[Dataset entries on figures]
====

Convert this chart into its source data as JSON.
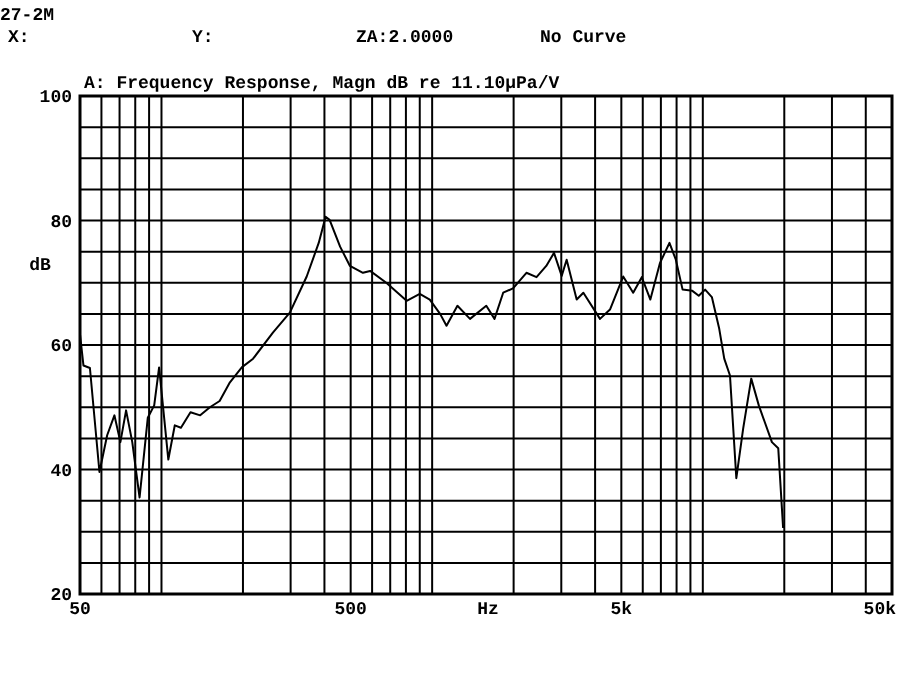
{
  "chart_data": {
    "type": "line",
    "title": "A: Frequency Response, Magn dB re 11.10µPa/V",
    "xlabel": "Hz",
    "ylabel": "dB",
    "annotations": [
      "27-2M",
      "X:",
      "Y:",
      "ZA:2.0000",
      "No Curve"
    ],
    "log": "x",
    "grid": true,
    "marker": "none",
    "line_style": "solid",
    "xlim": [
      50,
      50000
    ],
    "xticks": [
      {
        "value": 50,
        "label": "50"
      },
      {
        "value": 60,
        "label": null
      },
      {
        "value": 70,
        "label": null
      },
      {
        "value": 80,
        "label": null
      },
      {
        "value": 90,
        "label": null
      },
      {
        "value": 100,
        "label": null
      },
      {
        "value": 200,
        "label": null
      },
      {
        "value": 300,
        "label": null
      },
      {
        "value": 400,
        "label": null
      },
      {
        "value": 500,
        "label": "500"
      },
      {
        "value": 600,
        "label": null
      },
      {
        "value": 700,
        "label": null
      },
      {
        "value": 800,
        "label": null
      },
      {
        "value": 900,
        "label": null
      },
      {
        "value": 1000,
        "label": null
      },
      {
        "value": 2000,
        "label": null
      },
      {
        "value": 3000,
        "label": null
      },
      {
        "value": 4000,
        "label": null
      },
      {
        "value": 5000,
        "label": "5k"
      },
      {
        "value": 6000,
        "label": null
      },
      {
        "value": 7000,
        "label": null
      },
      {
        "value": 8000,
        "label": null
      },
      {
        "value": 9000,
        "label": null
      },
      {
        "value": 10000,
        "label": null
      },
      {
        "value": 20000,
        "label": null
      },
      {
        "value": 30000,
        "label": null
      },
      {
        "value": 40000,
        "label": null
      },
      {
        "value": 50000,
        "label": "50k"
      }
    ],
    "ylim": [
      20,
      100
    ],
    "yticks": [
      20,
      {
        "value": 25,
        "label": null
      },
      {
        "value": 30,
        "label": null
      },
      {
        "value": 35,
        "label": null
      },
      40,
      {
        "value": 45,
        "label": null
      },
      {
        "value": 50,
        "label": null
      },
      {
        "value": 55,
        "label": null
      },
      60,
      {
        "value": 65,
        "label": null
      },
      {
        "value": 70,
        "label": null
      },
      {
        "value": 75,
        "label": null
      },
      80,
      {
        "value": 85,
        "label": null
      },
      {
        "value": 90,
        "label": null
      },
      {
        "value": 95,
        "label": null
      },
      100
    ],
    "x": [
      50,
      51.5,
      54.4,
      59,
      63,
      67,
      70.5,
      74,
      78,
      83,
      89,
      94,
      98,
      106,
      112,
      118,
      128,
      139,
      151,
      164,
      179,
      198,
      218,
      258,
      298,
      344,
      381,
      404,
      418,
      457,
      497,
      555,
      590,
      677,
      805,
      900,
      980,
      1070,
      1130,
      1240,
      1380,
      1585,
      1700,
      1830,
      1990,
      2230,
      2430,
      2640,
      2820,
      3010,
      3140,
      3420,
      3620,
      4170,
      4540,
      5080,
      5530,
      5950,
      6400,
      6950,
      7530,
      7950,
      8420,
      9150,
      9660,
      10200,
      10800,
      11500,
      12000,
      12600,
      13300,
      14100,
      15100,
      16100,
      18000,
      19000,
      19800
    ],
    "series": [
      {
        "color": "#000000",
        "values": [
          61.7,
          56.7,
          56.3,
          39.6,
          45.5,
          48.7,
          44.4,
          49.5,
          44.4,
          35.5,
          48.3,
          50.3,
          56.4,
          41.6,
          47.1,
          46.7,
          49.2,
          48.7,
          50,
          51,
          54,
          56.4,
          57.8,
          62,
          65.2,
          71,
          76.4,
          80.6,
          80.1,
          75.8,
          72.7,
          71.6,
          71.9,
          70,
          67.1,
          68.2,
          67.3,
          65,
          63.1,
          66.3,
          64.2,
          66.3,
          64.2,
          68.4,
          69.1,
          71.6,
          70.9,
          72.7,
          74.8,
          71.1,
          73.7,
          67.3,
          68.4,
          64.2,
          65.7,
          71,
          68.4,
          70.9,
          67.3,
          73.2,
          76.4,
          73.7,
          68.9,
          68.7,
          67.9,
          68.9,
          67.7,
          62.6,
          57.8,
          55.1,
          38.6,
          46.6,
          54.6,
          50.3,
          44.4,
          43.4,
          30.6
        ]
      }
    ]
  }
}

====

▶ [WHAT YOU ARE ASKED TO DO]: Copy every record above exactly as written, but leave out the pictures.

▶ [SOLUTION TO THE EXERCISE]:
Convert this chart into its source data as JSON.
{
  "chart_data": {
    "type": "line",
    "title": "A: Frequency Response, Magn dB re 11.10µPa/V",
    "xlabel": "Hz",
    "ylabel": "dB",
    "annotations": [
      "27-2M",
      "X:",
      "Y:",
      "ZA:2.0000",
      "No Curve"
    ],
    "log": "x",
    "grid": true,
    "marker": "none",
    "line_style": "solid",
    "xlim": [
      50,
      50000
    ],
    "xticks": [
      {
        "value": 50,
        "label": "50"
      },
      {
        "value": 60,
        "label": null
      },
      {
        "value": 70,
        "label": null
      },
      {
        "value": 80,
        "label": null
      },
      {
        "value": 90,
        "label": null
      },
      {
        "value": 100,
        "label": null
      },
      {
        "value": 200,
        "label": null
      },
      {
        "value": 300,
        "label": null
      },
      {
        "value": 400,
        "label": null
      },
      {
        "value": 500,
        "label": "500"
      },
      {
        "value": 600,
        "label": null
      },
      {
        "value": 700,
        "label": null
      },
      {
        "value": 800,
        "label": null
      },
      {
        "value": 900,
        "label": null
      },
      {
        "value": 1000,
        "label": null
      },
      {
        "value": 2000,
        "label": null
      },
      {
        "value": 3000,
        "label": null
      },
      {
        "value": 4000,
        "label": null
      },
      {
        "value": 5000,
        "label": "5k"
      },
      {
        "value": 6000,
        "label": null
      },
      {
        "value": 7000,
        "label": null
      },
      {
        "value": 8000,
        "label": null
      },
      {
        "value": 9000,
        "label": null
      },
      {
        "value": 10000,
        "label": null
      },
      {
        "value": 20000,
        "label": null
      },
      {
        "value": 30000,
        "label": null
      },
      {
        "value": 40000,
        "label": null
      },
      {
        "value": 50000,
        "label": "50k"
      }
    ],
    "ylim": [
      20,
      100
    ],
    "yticks": [
      20,
      {
        "value": 25,
        "label": null
      },
      {
        "value": 30,
        "label": null
      },
      {
        "value": 35,
        "label": null
      },
      40,
      {
        "value": 45,
        "label": null
      },
      {
        "value": 50,
        "label": null
      },
      {
        "value": 55,
        "label": null
      },
      60,
      {
        "value": 65,
        "label": null
      },
      {
        "value": 70,
        "label": null
      },
      {
        "value": 75,
        "label": null
      },
      80,
      {
        "value": 85,
        "label": null
      },
      {
        "value": 90,
        "label": null
      },
      {
        "value": 95,
        "label": null
      },
      100
    ],
    "x": [
      50,
      51.5,
      54.4,
      59,
      63,
      67,
      70.5,
      74,
      78,
      83,
      89,
      94,
      98,
      106,
      112,
      118,
      128,
      139,
      151,
      164,
      179,
      198,
      218,
      258,
      298,
      344,
      381,
      404,
      418,
      457,
      497,
      555,
      590,
      677,
      805,
      900,
      980,
      1070,
      1130,
      1240,
      1380,
      1585,
      1700,
      1830,
      1990,
      2230,
      2430,
      2640,
      2820,
      3010,
      3140,
      3420,
      3620,
      4170,
      4540,
      5080,
      5530,
      5950,
      6400,
      6950,
      7530,
      7950,
      8420,
      9150,
      9660,
      10200,
      10800,
      11500,
      12000,
      12600,
      13300,
      14100,
      15100,
      16100,
      18000,
      19000,
      19800
    ],
    "series": [
      {
        "color": "#000000",
        "values": [
          61.7,
          56.7,
          56.3,
          39.6,
          45.5,
          48.7,
          44.4,
          49.5,
          44.4,
          35.5,
          48.3,
          50.3,
          56.4,
          41.6,
          47.1,
          46.7,
          49.2,
          48.7,
          50,
          51,
          54,
          56.4,
          57.8,
          62,
          65.2,
          71,
          76.4,
          80.6,
          80.1,
          75.8,
          72.7,
          71.6,
          71.9,
          70,
          67.1,
          68.2,
          67.3,
          65,
          63.1,
          66.3,
          64.2,
          66.3,
          64.2,
          68.4,
          69.1,
          71.6,
          70.9,
          72.7,
          74.8,
          71.1,
          73.7,
          67.3,
          68.4,
          64.2,
          65.7,
          71,
          68.4,
          70.9,
          67.3,
          73.2,
          76.4,
          73.7,
          68.9,
          68.7,
          67.9,
          68.9,
          67.7,
          62.6,
          57.8,
          55.1,
          38.6,
          46.6,
          54.6,
          50.3,
          44.4,
          43.4,
          30.6
        ]
      }
    ]
  }
}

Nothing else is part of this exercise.